→ **AIM**
Write out the stretch of the listing from its start through the line containing "data-point xyxy=(593,489,599,495)", both ends included, copying each line exactly.

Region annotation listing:
====

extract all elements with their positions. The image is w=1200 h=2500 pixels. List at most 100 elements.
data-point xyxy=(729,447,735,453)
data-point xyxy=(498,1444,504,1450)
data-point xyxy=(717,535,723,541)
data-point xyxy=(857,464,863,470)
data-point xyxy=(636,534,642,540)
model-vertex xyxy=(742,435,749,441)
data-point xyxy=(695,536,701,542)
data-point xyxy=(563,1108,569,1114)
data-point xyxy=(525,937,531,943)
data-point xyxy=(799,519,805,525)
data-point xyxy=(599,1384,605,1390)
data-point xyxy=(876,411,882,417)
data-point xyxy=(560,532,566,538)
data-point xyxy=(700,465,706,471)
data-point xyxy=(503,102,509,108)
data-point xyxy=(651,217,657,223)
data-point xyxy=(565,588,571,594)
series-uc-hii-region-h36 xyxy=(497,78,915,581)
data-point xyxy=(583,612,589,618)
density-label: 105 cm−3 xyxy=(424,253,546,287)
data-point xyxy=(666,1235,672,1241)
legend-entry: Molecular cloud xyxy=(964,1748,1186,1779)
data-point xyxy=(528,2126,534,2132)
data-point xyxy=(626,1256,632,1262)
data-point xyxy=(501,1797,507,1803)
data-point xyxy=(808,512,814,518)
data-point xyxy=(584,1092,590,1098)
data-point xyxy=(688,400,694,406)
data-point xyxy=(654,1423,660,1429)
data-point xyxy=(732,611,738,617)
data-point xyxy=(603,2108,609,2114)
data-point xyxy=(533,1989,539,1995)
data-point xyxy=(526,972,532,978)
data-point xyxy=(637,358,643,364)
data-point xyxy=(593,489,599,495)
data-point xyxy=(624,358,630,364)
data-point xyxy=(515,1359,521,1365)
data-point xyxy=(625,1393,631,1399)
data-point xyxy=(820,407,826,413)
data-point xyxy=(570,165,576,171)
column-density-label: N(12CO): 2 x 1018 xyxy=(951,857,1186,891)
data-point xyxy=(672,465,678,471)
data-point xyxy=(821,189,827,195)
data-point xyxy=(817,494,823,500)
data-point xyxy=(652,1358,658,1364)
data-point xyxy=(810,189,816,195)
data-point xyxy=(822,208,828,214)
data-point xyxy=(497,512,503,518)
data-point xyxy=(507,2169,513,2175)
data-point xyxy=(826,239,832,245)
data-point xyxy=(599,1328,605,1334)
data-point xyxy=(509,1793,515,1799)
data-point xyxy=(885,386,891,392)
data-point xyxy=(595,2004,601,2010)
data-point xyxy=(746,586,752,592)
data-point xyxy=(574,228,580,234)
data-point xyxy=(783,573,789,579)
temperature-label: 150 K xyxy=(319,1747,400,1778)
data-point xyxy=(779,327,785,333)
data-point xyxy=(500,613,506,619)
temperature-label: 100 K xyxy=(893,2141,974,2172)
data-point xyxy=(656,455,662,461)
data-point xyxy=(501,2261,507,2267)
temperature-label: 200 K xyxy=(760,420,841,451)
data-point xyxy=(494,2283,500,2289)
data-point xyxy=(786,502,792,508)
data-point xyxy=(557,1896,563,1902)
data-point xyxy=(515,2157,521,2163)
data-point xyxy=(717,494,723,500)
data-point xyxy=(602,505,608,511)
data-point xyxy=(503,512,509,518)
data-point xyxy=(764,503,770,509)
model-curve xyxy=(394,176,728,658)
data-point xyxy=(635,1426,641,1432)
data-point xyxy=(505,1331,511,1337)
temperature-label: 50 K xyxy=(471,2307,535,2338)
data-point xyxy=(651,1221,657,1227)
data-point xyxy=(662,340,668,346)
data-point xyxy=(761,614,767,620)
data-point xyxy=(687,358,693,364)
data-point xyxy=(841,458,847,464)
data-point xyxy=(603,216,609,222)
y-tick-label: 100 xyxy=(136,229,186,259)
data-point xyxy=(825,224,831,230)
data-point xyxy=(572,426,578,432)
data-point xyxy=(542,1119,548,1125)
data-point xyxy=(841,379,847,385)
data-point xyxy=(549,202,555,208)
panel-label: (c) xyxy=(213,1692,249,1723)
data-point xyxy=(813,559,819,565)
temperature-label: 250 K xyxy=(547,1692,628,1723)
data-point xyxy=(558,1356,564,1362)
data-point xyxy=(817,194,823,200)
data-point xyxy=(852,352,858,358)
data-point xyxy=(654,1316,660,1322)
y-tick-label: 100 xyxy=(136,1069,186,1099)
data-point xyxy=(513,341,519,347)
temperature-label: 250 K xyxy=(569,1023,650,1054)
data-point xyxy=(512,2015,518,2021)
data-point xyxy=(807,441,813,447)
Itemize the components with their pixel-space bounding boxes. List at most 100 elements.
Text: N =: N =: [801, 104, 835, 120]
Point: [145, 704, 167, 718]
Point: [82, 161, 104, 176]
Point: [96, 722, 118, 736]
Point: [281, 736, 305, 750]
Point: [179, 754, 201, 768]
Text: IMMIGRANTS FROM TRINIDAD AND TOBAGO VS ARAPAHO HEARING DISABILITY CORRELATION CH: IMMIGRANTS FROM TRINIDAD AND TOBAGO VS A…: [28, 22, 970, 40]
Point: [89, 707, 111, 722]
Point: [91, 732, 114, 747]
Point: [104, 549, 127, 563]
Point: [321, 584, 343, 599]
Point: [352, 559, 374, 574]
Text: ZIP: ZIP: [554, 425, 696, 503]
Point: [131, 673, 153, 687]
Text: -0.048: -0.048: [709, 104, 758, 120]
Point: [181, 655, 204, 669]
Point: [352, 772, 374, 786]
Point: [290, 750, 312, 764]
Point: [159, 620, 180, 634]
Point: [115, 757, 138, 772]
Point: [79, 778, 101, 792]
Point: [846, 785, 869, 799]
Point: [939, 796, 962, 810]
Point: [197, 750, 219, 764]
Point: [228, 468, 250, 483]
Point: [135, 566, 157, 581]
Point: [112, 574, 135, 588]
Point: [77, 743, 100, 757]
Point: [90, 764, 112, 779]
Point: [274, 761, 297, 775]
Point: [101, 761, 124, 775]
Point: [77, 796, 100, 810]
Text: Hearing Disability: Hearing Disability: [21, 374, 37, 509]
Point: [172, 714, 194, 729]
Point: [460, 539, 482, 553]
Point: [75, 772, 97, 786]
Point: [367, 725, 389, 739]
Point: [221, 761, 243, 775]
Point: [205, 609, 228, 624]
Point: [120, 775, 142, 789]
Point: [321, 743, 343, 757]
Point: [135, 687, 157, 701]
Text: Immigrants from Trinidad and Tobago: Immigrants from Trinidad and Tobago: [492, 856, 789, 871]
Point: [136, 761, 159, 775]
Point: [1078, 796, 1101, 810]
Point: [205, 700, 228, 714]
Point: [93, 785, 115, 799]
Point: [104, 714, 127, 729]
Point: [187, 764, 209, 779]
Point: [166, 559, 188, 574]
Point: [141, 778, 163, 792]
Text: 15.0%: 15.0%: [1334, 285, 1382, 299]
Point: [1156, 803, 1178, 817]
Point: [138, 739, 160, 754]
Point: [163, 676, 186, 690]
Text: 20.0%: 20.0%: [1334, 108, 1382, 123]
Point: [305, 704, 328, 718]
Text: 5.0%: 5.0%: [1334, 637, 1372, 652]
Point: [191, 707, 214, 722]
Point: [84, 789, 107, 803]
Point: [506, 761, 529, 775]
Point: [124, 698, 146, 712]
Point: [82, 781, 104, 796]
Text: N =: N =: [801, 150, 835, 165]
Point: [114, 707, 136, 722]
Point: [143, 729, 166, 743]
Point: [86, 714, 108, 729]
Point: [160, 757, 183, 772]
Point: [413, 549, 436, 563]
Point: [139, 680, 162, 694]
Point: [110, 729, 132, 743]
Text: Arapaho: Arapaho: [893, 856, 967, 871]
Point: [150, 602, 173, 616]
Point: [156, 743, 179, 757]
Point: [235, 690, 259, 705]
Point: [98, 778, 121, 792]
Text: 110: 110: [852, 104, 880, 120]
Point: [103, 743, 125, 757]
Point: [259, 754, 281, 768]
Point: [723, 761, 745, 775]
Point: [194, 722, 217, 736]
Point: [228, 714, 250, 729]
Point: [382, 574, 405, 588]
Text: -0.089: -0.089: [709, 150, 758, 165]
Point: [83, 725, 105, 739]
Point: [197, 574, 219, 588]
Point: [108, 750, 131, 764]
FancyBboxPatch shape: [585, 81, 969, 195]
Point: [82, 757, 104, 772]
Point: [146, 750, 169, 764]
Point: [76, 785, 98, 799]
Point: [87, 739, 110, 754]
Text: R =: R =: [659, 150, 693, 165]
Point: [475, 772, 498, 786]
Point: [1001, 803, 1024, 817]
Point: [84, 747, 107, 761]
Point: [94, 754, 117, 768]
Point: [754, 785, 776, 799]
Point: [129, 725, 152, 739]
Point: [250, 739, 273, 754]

====

→ **FULL ANSWER**
extract all elements with their positions. The image is w=1200 h=2500 pixels. List at most 100 elements.
data-point xyxy=(729,447,735,453)
data-point xyxy=(498,1444,504,1450)
data-point xyxy=(717,535,723,541)
data-point xyxy=(857,464,863,470)
data-point xyxy=(636,534,642,540)
model-vertex xyxy=(742,435,749,441)
data-point xyxy=(695,536,701,542)
data-point xyxy=(563,1108,569,1114)
data-point xyxy=(525,937,531,943)
data-point xyxy=(799,519,805,525)
data-point xyxy=(599,1384,605,1390)
data-point xyxy=(876,411,882,417)
data-point xyxy=(560,532,566,538)
data-point xyxy=(700,465,706,471)
data-point xyxy=(503,102,509,108)
data-point xyxy=(651,217,657,223)
data-point xyxy=(565,588,571,594)
series-uc-hii-region-h36 xyxy=(497,78,915,581)
data-point xyxy=(583,612,589,618)
density-label: 105 cm−3 xyxy=(424,253,546,287)
data-point xyxy=(666,1235,672,1241)
legend-entry: Molecular cloud xyxy=(964,1748,1186,1779)
data-point xyxy=(528,2126,534,2132)
data-point xyxy=(626,1256,632,1262)
data-point xyxy=(501,1797,507,1803)
data-point xyxy=(808,512,814,518)
data-point xyxy=(584,1092,590,1098)
data-point xyxy=(688,400,694,406)
data-point xyxy=(654,1423,660,1429)
data-point xyxy=(732,611,738,617)
data-point xyxy=(603,2108,609,2114)
data-point xyxy=(533,1989,539,1995)
data-point xyxy=(526,972,532,978)
data-point xyxy=(637,358,643,364)
data-point xyxy=(593,489,599,495)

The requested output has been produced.